> _Your task_
Copy every line from the records below that holds the word "ylabel".

> _Dataset entries_
○ ○ ○

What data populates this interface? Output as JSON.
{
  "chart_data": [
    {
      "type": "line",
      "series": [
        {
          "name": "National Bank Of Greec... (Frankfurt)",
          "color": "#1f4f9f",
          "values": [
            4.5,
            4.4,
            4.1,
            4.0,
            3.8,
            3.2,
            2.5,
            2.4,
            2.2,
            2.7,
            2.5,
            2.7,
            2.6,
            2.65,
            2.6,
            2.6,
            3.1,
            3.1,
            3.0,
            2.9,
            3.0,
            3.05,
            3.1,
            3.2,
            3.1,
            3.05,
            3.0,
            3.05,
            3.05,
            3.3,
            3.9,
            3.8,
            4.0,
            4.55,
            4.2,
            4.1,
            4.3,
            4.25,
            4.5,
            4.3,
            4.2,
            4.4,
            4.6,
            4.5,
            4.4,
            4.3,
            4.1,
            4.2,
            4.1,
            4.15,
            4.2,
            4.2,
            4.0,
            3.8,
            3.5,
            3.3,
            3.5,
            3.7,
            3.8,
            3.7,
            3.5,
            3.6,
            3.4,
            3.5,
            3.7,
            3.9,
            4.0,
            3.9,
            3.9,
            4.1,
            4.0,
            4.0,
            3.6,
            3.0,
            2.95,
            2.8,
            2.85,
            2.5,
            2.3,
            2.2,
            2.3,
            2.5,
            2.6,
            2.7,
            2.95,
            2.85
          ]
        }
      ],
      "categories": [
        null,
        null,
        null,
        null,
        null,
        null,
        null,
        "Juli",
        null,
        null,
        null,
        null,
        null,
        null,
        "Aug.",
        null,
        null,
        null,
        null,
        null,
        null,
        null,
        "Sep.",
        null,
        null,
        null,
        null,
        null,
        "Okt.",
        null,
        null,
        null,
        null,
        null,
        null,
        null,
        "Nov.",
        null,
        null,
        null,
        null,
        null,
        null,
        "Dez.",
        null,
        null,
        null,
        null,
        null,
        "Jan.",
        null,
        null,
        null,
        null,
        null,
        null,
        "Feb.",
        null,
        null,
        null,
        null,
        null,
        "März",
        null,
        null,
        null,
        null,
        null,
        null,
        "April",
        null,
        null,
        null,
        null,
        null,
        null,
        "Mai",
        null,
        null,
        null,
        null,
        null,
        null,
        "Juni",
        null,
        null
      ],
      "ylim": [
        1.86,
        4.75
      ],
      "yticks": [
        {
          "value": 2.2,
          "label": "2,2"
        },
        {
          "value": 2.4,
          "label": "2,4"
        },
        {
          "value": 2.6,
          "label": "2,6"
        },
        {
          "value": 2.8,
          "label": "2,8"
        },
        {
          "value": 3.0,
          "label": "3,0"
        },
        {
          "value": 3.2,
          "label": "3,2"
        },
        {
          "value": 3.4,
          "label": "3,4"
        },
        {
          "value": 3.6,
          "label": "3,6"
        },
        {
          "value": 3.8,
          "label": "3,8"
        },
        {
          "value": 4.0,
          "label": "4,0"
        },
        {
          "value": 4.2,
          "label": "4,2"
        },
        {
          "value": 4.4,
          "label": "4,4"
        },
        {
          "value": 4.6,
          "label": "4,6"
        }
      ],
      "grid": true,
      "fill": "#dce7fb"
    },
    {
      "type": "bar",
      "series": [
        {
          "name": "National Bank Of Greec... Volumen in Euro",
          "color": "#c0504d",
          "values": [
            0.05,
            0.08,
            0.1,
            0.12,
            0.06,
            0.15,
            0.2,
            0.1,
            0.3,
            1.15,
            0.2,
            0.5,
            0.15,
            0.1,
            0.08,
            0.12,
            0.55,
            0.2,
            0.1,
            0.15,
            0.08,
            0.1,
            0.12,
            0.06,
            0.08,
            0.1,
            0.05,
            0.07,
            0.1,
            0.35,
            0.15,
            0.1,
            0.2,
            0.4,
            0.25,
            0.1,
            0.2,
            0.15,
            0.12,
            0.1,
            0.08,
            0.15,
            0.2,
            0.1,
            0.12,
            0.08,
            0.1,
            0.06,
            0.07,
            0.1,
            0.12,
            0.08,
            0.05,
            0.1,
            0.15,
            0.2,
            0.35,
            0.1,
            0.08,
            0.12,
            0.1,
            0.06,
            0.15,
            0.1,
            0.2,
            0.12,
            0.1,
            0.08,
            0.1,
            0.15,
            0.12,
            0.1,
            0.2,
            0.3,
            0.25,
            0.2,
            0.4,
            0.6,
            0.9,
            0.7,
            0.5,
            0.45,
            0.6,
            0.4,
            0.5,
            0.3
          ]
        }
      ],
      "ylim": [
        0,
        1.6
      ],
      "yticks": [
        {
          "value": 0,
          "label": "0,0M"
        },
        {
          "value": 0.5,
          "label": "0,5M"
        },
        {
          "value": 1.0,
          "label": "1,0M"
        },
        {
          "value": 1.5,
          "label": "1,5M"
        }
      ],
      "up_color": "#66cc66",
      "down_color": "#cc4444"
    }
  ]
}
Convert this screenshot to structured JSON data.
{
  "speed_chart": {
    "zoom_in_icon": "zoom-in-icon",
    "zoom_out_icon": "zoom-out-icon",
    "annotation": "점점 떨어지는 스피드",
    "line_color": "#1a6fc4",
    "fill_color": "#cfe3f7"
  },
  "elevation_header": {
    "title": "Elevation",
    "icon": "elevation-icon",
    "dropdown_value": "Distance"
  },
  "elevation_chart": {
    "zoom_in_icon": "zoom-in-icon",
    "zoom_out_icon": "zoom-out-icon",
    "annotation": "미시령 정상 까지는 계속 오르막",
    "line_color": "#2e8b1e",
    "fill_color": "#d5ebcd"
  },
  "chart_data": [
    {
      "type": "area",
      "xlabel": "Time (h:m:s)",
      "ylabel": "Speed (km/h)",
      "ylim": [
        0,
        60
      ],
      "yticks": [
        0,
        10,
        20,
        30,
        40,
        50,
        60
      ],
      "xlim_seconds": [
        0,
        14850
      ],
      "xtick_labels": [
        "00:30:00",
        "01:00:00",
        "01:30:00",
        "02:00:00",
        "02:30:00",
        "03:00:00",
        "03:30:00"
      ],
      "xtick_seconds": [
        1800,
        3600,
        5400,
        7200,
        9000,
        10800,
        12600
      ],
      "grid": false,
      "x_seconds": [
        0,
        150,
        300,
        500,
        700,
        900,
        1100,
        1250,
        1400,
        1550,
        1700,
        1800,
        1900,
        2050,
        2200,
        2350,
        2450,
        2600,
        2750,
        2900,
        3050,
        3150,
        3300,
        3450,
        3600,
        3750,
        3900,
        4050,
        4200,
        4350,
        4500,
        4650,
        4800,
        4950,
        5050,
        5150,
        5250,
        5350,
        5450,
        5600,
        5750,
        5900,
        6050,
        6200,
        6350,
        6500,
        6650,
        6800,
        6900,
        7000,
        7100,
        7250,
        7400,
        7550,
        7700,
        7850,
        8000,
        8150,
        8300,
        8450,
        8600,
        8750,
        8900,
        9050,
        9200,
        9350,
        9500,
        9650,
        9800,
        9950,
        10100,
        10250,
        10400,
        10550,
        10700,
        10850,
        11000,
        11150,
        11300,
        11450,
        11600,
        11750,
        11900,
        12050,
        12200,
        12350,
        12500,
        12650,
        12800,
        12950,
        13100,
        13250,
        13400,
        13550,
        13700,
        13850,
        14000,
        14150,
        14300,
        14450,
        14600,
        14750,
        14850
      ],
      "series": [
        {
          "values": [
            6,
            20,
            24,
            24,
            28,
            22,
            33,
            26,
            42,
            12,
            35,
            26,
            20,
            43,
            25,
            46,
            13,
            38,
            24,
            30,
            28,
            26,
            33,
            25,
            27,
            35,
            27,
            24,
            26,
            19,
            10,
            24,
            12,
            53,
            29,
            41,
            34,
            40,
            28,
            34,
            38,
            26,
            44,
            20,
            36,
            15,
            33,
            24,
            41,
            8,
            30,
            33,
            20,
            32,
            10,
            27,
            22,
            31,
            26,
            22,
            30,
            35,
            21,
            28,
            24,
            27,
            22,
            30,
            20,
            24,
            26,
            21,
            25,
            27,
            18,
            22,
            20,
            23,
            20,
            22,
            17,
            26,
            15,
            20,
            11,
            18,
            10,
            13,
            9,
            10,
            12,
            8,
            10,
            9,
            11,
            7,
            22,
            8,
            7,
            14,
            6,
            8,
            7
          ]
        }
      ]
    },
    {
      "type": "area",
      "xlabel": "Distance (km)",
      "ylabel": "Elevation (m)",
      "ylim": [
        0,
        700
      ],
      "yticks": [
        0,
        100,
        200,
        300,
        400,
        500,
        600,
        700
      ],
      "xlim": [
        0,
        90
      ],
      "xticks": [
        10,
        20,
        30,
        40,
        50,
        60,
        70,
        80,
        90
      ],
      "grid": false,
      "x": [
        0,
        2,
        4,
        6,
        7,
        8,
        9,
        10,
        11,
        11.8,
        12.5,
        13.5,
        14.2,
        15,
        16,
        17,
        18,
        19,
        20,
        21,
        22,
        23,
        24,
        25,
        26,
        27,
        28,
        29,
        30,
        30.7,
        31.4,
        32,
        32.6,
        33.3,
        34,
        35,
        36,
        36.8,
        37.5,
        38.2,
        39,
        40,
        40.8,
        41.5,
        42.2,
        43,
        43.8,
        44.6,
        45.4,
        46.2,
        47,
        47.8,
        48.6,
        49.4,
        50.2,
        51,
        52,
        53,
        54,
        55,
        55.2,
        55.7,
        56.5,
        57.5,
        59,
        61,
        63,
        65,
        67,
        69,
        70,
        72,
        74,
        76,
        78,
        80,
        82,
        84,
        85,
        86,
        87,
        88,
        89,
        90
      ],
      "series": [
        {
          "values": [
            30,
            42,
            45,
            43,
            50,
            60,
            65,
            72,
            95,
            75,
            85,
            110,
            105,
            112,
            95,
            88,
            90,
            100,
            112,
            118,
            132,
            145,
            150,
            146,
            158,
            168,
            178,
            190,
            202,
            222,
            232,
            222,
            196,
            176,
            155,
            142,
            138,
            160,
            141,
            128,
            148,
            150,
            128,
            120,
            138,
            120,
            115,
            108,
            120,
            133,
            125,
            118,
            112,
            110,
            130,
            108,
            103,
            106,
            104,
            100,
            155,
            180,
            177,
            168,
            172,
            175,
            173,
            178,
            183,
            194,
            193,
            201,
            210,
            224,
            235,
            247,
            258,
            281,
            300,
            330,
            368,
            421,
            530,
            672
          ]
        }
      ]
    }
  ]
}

○ ○ ○

> _Solution for this problem_
      "ylabel": "Speed (km/h)",
      "ylabel": "Elevation (m)",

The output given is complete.